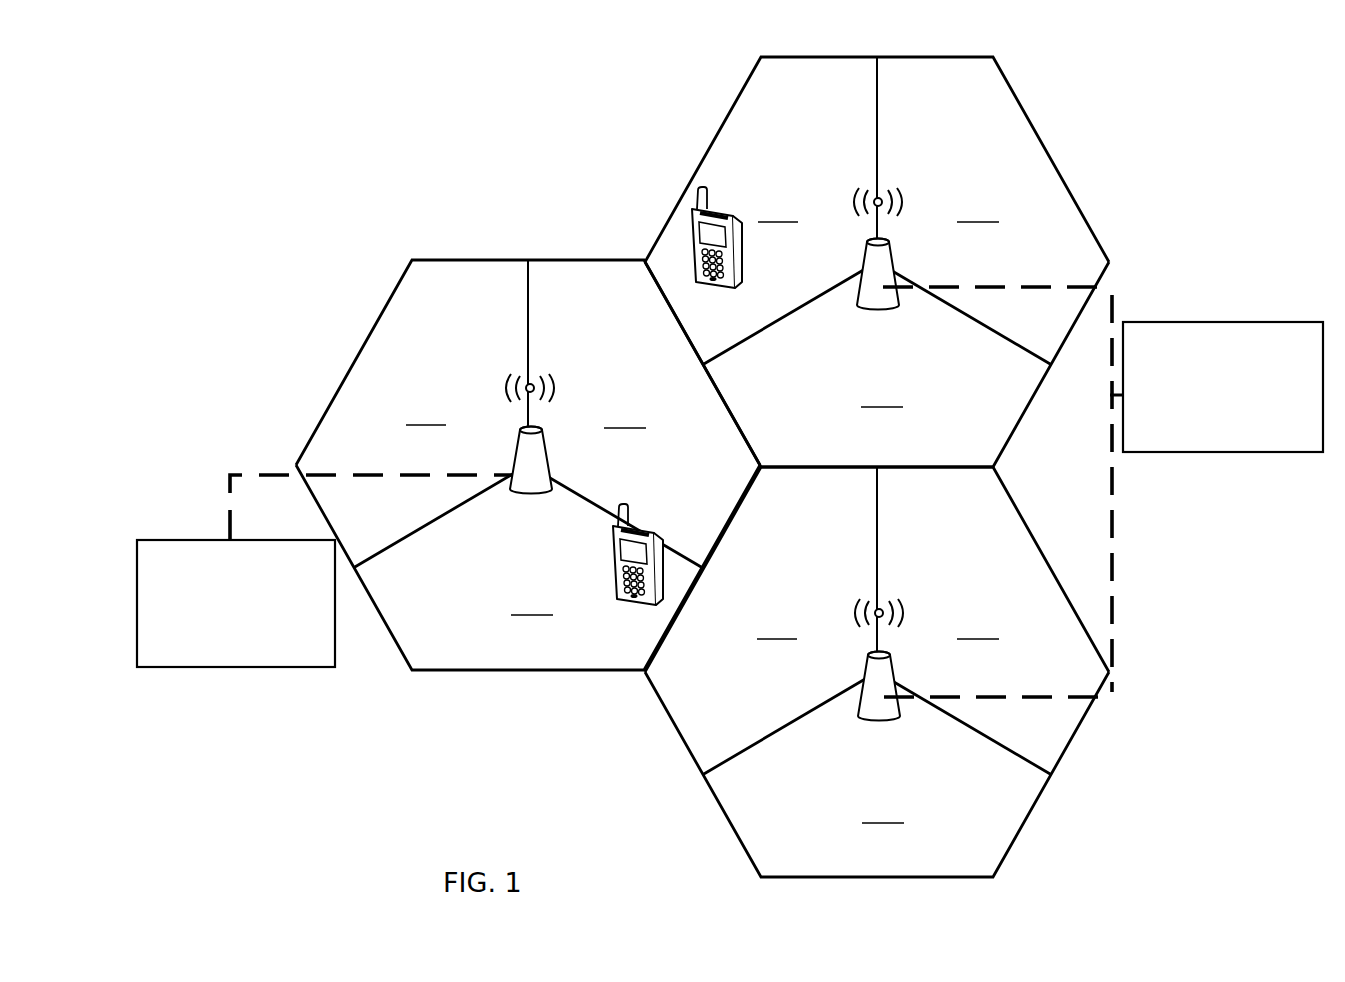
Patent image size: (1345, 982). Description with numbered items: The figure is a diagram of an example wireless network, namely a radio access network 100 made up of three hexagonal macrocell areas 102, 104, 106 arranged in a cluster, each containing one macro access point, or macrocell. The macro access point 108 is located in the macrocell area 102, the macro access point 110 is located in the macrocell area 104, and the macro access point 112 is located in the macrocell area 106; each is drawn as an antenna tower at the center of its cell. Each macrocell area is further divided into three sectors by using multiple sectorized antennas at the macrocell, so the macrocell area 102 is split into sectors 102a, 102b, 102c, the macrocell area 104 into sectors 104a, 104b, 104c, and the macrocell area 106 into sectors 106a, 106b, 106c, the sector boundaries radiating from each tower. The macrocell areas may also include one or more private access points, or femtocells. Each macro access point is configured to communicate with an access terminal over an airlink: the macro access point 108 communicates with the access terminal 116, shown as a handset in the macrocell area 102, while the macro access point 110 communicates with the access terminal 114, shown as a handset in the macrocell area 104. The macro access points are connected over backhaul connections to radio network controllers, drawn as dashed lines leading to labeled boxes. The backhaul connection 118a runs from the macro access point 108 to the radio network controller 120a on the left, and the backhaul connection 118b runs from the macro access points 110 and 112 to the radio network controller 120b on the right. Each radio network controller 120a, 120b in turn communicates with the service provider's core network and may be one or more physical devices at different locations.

The radio access network 100 is at (327, 137).
The macrocell area 102 is at (389, 301).
The sector 102a is at (412, 414).
The sector 102b is at (644, 414).
The sector 102c is at (528, 567).
The macrocell area 104 is at (1054, 163).
The sector 104a is at (761, 211).
The sector 104b is at (993, 211).
The sector 104c is at (877, 364).
The macrocell area 106 is at (711, 790).
The sector 106a is at (761, 621).
The sector 106b is at (993, 621).
The sector 106c is at (877, 774).
The macro access point 108 is at (531, 494).
The macro access point 110 is at (878, 310).
The macro access point 112 is at (880, 721).
The access terminal 114 is at (742, 262).
The access terminal 116 is at (632, 606).
The backhaul connection 118a is at (228, 480).
The backhaul connection 118b is at (1112, 583).
The radio network controller 120a is at (259, 657).
The radio network controller 120b is at (1244, 441).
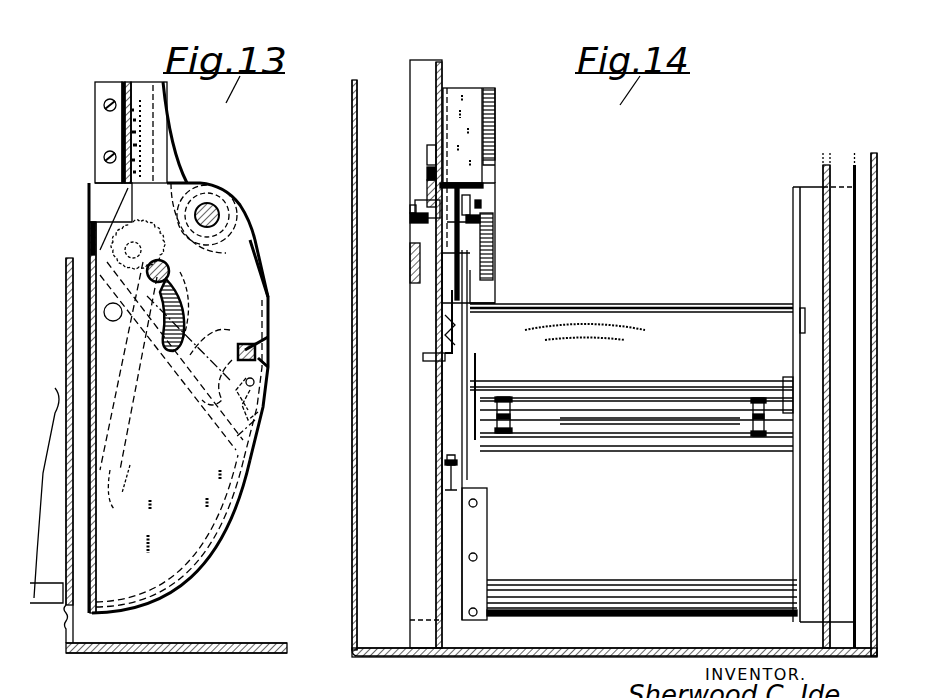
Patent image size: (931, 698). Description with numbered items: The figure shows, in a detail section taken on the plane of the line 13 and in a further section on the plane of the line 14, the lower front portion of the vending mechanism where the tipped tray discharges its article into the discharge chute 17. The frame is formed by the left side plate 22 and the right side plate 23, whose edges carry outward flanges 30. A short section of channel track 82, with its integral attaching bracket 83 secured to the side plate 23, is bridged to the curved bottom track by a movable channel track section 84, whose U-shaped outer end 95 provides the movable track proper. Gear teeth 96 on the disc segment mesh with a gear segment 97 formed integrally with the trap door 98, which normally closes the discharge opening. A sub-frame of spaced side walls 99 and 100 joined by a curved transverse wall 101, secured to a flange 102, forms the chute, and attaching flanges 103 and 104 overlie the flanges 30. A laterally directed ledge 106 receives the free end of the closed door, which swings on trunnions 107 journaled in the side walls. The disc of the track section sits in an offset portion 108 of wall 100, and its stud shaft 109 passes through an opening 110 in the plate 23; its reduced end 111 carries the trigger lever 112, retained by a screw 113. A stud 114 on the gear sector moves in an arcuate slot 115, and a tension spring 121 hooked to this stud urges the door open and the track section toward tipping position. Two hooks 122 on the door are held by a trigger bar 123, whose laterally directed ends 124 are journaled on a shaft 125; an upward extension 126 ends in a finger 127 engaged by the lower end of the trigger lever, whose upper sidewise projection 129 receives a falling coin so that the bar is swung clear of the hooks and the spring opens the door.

In FIG. 13, the section line 13 is at (254, 213).
In FIG. 13, the section line 14 is at (333, 160).
In FIG. 13, the discharge chute 17 is at (51, 475).
In FIG. 14, the left side plate 22 is at (823, 180).
In FIG. 14, the right side plate 23 is at (447, 82).
In FIG. 14, the outward flanges 30 is at (420, 60).
In FIG. 13, the short section of channel track 82 is at (147, 82).
In FIG. 14, the short section of channel track 82 is at (495, 204).
In FIG. 13, the attaching bracket 83 is at (102, 128).
In FIG. 14, the attaching bracket 83 is at (473, 93).
In FIG. 13, the movable channel track section 84 is at (252, 281).
In FIG. 14, the movable channel track section 84 is at (497, 292).
In FIG. 13, the outer end of segment 95 is at (268, 302).
In FIG. 13, the gear teeth 96 is at (95, 185).
In FIG. 13, the gear segment 97 is at (125, 200).
In FIG. 14, the gear segment 97 is at (483, 340).
In FIG. 13, the trap door 98 is at (245, 353).
In FIG. 14, the trap door 98 is at (665, 330).
In FIG. 14, the side wall 99 is at (793, 268).
In FIG. 13, the side wall 100 is at (178, 532).
In FIG. 14, the side wall 100 is at (472, 472).
In FIG. 13, the transverse wall 101 is at (222, 516).
In FIG. 14, the transverse wall 101 is at (656, 566).
In FIG. 13, the flange 102 is at (187, 587).
In FIG. 14, the flange 102 is at (487, 542).
In FIG. 13, the attaching flange 103 is at (100, 523).
In FIG. 14, the attaching flange 103 is at (794, 210).
In FIG. 14, the attaching flange 104 is at (452, 563).
In FIG. 14, the ledge 106 is at (677, 470).
In FIG. 14, the trunnions 107 is at (424, 362).
In FIG. 13, the offset portion 108 is at (207, 188).
In FIG. 14, the offset portion 108 is at (480, 202).
In FIG. 13, the stud shaft 109 is at (218, 212).
In FIG. 14, the stud shaft 109 is at (447, 222).
In FIG. 14, the opening 110 is at (425, 195).
In FIG. 14, the reduced trunnion end 111 is at (414, 220).
In FIG. 14, the trigger lever 112 is at (428, 327).
In FIG. 14, the screw 113 is at (411, 210).
In FIG. 13, the stud 114 is at (92, 232).
In FIG. 14, the stud 114 is at (445, 270).
In FIG. 13, the arcuate slot 115 is at (152, 298).
In FIG. 13, the tension spring 121 is at (130, 452).
In FIG. 14, the tension spring 121 is at (432, 472).
In FIG. 13, the hooks 122 is at (261, 432).
In FIG. 14, the hooks 122 is at (428, 393).
In FIG. 13, the trigger bar 123 is at (265, 410).
In FIG. 14, the trigger bar 123 is at (607, 470).
In FIG. 13, the laterally directed ends 124 is at (267, 380).
In FIG. 14, the laterally directed ends 124 is at (480, 372).
In FIG. 13, the shaft 125 is at (230, 392).
In FIG. 14, the shaft 125 is at (682, 390).
In FIG. 13, the upward extension 126 is at (261, 335).
In FIG. 14, the upward extension 126 is at (549, 322).
In FIG. 13, the finger 127 is at (210, 337).
In FIG. 14, the sidewise projection 129 is at (422, 158).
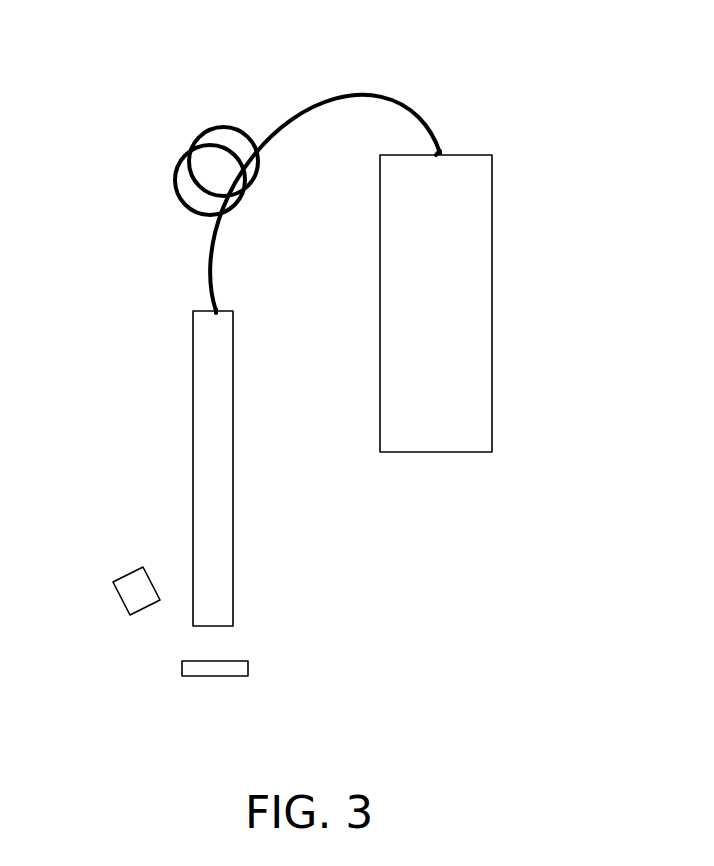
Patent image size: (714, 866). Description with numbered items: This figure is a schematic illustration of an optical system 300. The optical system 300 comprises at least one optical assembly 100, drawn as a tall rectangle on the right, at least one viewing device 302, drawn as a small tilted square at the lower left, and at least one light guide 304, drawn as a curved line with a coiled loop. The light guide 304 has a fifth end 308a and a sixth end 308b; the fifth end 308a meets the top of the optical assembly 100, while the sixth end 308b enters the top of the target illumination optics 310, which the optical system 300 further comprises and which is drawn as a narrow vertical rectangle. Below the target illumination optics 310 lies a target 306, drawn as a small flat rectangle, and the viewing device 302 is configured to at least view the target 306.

The optical system 300 is at (107, 38).
The light guide 304 is at (367, 112).
The fifth end 308a is at (463, 147).
The sixth end 308b is at (184, 302).
The optical assembly 100 is at (519, 240).
The target illumination optics 310 is at (193, 405).
The viewing device 302 is at (118, 595).
The target 306 is at (183, 677).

--

Job – Rewrite all of the lines above as a JSON list of strings, with one string for each line. Leave out the blank lines and the pictures.

The reply –
[
  "Patent image size: (1345, 982). Description with numbered items: The figure is a diagram of an example wireless network, namely a radio access network 100 made up of three hexagonal macrocell areas 102, 104, 106 arranged in a cluster, each containing one macro access point, or macrocell. The macro access point 108 is located in the macrocell area 102, the macro access point 110 is located in the macrocell area 104, and the macro access point 112 is located in the macrocell area 106; each is drawn as an antenna tower at the center of its cell. Each macrocell area is further divided into three sectors by using multiple sectorized antennas at the macrocell, so the macrocell area 102 is split into sectors 102a, 102b, 102c, the macrocell area 104 into sectors 104a, 104b, 104c, and the macrocell area 106 into sectors 106a, 106b, 106c, the sector boundaries radiating from each tower. The macrocell areas may also include one or more private access points, or femtocells. Each macro access point is configured to communicate with an access terminal over an airlink: the macro access point 108 communicates with the access terminal 116, shown as a handset in the macrocell area 102, while the macro access point 110 communicates with the access terminal 114, shown as a handset in the macrocell area 104. The macro access points are connected over backhaul connections to radio network controllers, drawn as dashed lines leading to labeled boxes. The backhaul connection 118a runs from the macro access point 108 to the radio network controller 120a on the left, and the backhaul connection 118b runs from the macro access points 110 and 112 to the radio network controller 120b on the right. Each radio network controller 120a, 120b in turn communicates with the service provider's core network and may be one or more physical devices at different locations.",
  "The radio access network 100 is at (327, 137).",
  "The macrocell area 102 is at (389, 301).",
  "The sector 102a is at (412, 414).",
  "The sector 102b is at (644, 414).",
  "The sector 102c is at (528, 567).",
  "The macrocell area 104 is at (1054, 163).",
  "The sector 104a is at (761, 211).",
  "The sector 104b is at (993, 211).",
  "The sector 104c is at (877, 364).",
  "The macrocell area 106 is at (711, 790).",
  "The sector 106a is at (761, 621).",
  "The sector 106b is at (993, 621).",
  "The sector 106c is at (877, 774).",
  "The macro access point 108 is at (531, 494).",
  "The macro access point 110 is at (878, 310).",
  "The macro access point 112 is at (880, 721).",
  "The access terminal 114 is at (742, 262).",
  "The access terminal 116 is at (632, 606).",
  "The backhaul connection 118a is at (228, 480).",
  "The backhaul connection 118b is at (1112, 583).",
  "The radio network controller 120a is at (259, 657).",
  "The radio network controller 120b is at (1244, 441).",
  "Patent image size: (931, 698). Description with numbered items: The figure shows, in a detail section taken on the plane of the line 13 and in a further section on the plane of the line 14, the lower front portion of the vending mechanism where the tipped tray discharges its article into the discharge chute 17. The frame is formed by the left side plate 22 and the right side plate 23, whose edges carry outward flanges 30. A short section of channel track 82, with its integral attaching bracket 83 secured to the side plate 23, is bridged to the curved bottom track by a movable channel track section 84, whose U-shaped outer end 95 provides the movable track proper. Gear teeth 96 on the disc segment mesh with a gear segment 97 formed integrally with the trap door 98, which normally closes the discharge opening. A sub-frame of spaced side walls 99 and 100 joined by a curved transverse wall 101, secured to a flange 102, forms the chute, and attaching flanges 103 and 104 overlie the flanges 30. A laterally directed ledge 106 receives the free end of the closed door, which swings on trunnions 107 journaled in the side walls. The disc of the track section sits in an offset portion 108 of wall 100, and its stud shaft 109 passes through an opening 110 in the plate 23; its reduced end 111 carries the trigger lever 112, retained by a screw 113. A stud 114 on the gear sector moves in an arcuate slot 115, and a tension spring 121 hooked to this stud urges the door open and the track section toward tipping position. Two hooks 122 on the door are held by a trigger bar 123, whose laterally directed ends 124 are journaled on a shaft 125; an upward extension 126 ends in a finger 127 engaged by the lower end of the trigger lever, whose upper sidewise projection 129 receives a falling coin so that the bar is swung clear of the hooks and the spring opens the door.",
  "In FIG. 13, the section line 13 is at (254, 213).",
  "In FIG. 13, the section line 14 is at (333, 160).",
  "In FIG. 13, the discharge chute 17 is at (51, 475).",
  "In FIG. 14, the left side plate 22 is at (823, 180).",
  "In FIG. 14, the right side plate 23 is at (447, 82).",
  "In FIG. 14, the outward flanges 30 is at (420, 60).",
  "In FIG. 13, the short section of channel track 82 is at (147, 82).",
  "In FIG. 14, the short section of channel track 82 is at (495, 204).",
  "In FIG. 13, the attaching bracket 83 is at (102, 128).",
  "In FIG. 14, the attaching bracket 83 is at (473, 93).",
  "In FIG. 13, the movable channel track section 84 is at (252, 281).",
  "In FIG. 14, the movable channel track section 84 is at (497, 292).",
  "In FIG. 13, the outer end of segment 95 is at (268, 302).",
  "In FIG. 13, the gear teeth 96 is at (95, 185).",
  "In FIG. 13, the gear segment 97 is at (125, 200).",
  "In FIG. 14, the gear segment 97 is at (483, 340).",
  "In FIG. 13, the trap door 98 is at (245, 353).",
  "In FIG. 14, the trap door 98 is at (665, 330).",
  "In FIG. 14, the side wall 99 is at (793, 268).",
  "In FIG. 13, the side wall 100 is at (178, 532).",
  "In FIG. 14, the side wall 100 is at (472, 472).",
  "In FIG. 13, the transverse wall 101 is at (222, 516).",
  "In FIG. 14, the transverse wall 101 is at (656, 566).",
  "In FIG. 13, the flange 102 is at (187, 587).",
  "In FIG. 14, the flange 102 is at (487, 542).",
  "In FIG. 13, the attaching flange 103 is at (100, 523).",
  "In FIG. 14, the attaching flange 103 is at (794, 210).",
  "In FIG. 14, the attaching flange 104 is at (452, 563).",
  "In FIG. 14, the ledge 106 is at (677, 470).",
  "In FIG. 14, the trunnions 107 is at (424, 362).",
  "In FIG. 13, the offset portion 108 is at (207, 188).",
  "In FIG. 14, the offset portion 108 is at (480, 202).",
  "In FIG. 13, the stud shaft 109 is at (218, 212).",
  "In FIG. 14, the stud shaft 109 is at (447, 222).",
  "In FIG. 14, the opening 110 is at (425, 195).",
  "In FIG. 14, the reduced trunnion end 111 is at (414, 220).",
  "In FIG. 14, the trigger lever 112 is at (428, 327).",
  "In FIG. 14, the screw 113 is at (411, 210).",
  "In FIG. 13, the stud 114 is at (92, 232).",
  "In FIG. 14, the stud 114 is at (445, 270).",
  "In FIG. 13, the arcuate slot 115 is at (152, 298).",
  "In FIG. 13, the tension spring 121 is at (130, 452).",
  "In FIG. 14, the tension spring 121 is at (432, 472).",
  "In FIG. 13, the hooks 122 is at (261, 432).",
  "In FIG. 14, the hooks 122 is at (428, 393).",
  "In FIG. 13, the trigger bar 123 is at (265, 410).",
  "In FIG. 14, the trigger bar 123 is at (607, 470).",
  "In FIG. 13, the laterally directed ends 124 is at (267, 380).",
  "In FIG. 14, the laterally directed ends 124 is at (480, 372).",
  "In FIG. 13, the shaft 125 is at (230, 392).",
  "In FIG. 14, the shaft 125 is at (682, 390).",
  "In FIG. 13, the upward extension 126 is at (261, 335).",
  "In FIG. 14, the upward extension 126 is at (549, 322).",
  "In FIG. 13, the finger 127 is at (210, 337).",
  "In FIG. 14, the sidewise projection 129 is at (422, 158).",
  "Patent image size: (714, 866). Description with numbered items: This figure is a schematic illustration of an optical system 300. The optical system 300 comprises at least one optical assembly 100, drawn as a tall rectangle on the right, at least one viewing device 302, drawn as a small tilted square at the lower left, and at least one light guide 304, drawn as a curved line with a coiled loop. The light guide 304 has a fifth end 308a and a sixth end 308b; the fifth end 308a meets the top of the optical assembly 100, while the sixth end 308b enters the top of the target illumination optics 310, which the optical system 300 further comprises and which is drawn as a narrow vertical rectangle. Below the target illumination optics 310 lies a target 306, drawn as a small flat rectangle, and the viewing device 302 is configured to at least view the target 306.",
  "The optical system 300 is at (107, 38).",
  "The light guide 304 is at (367, 112).",
  "The fifth end 308a is at (463, 147).",
  "The sixth end 308b is at (184, 302).",
  "The optical assembly 100 is at (519, 240).",
  "The target illumination optics 310 is at (193, 405).",
  "The viewing device 302 is at (118, 595).",
  "The target 306 is at (183, 677)."
]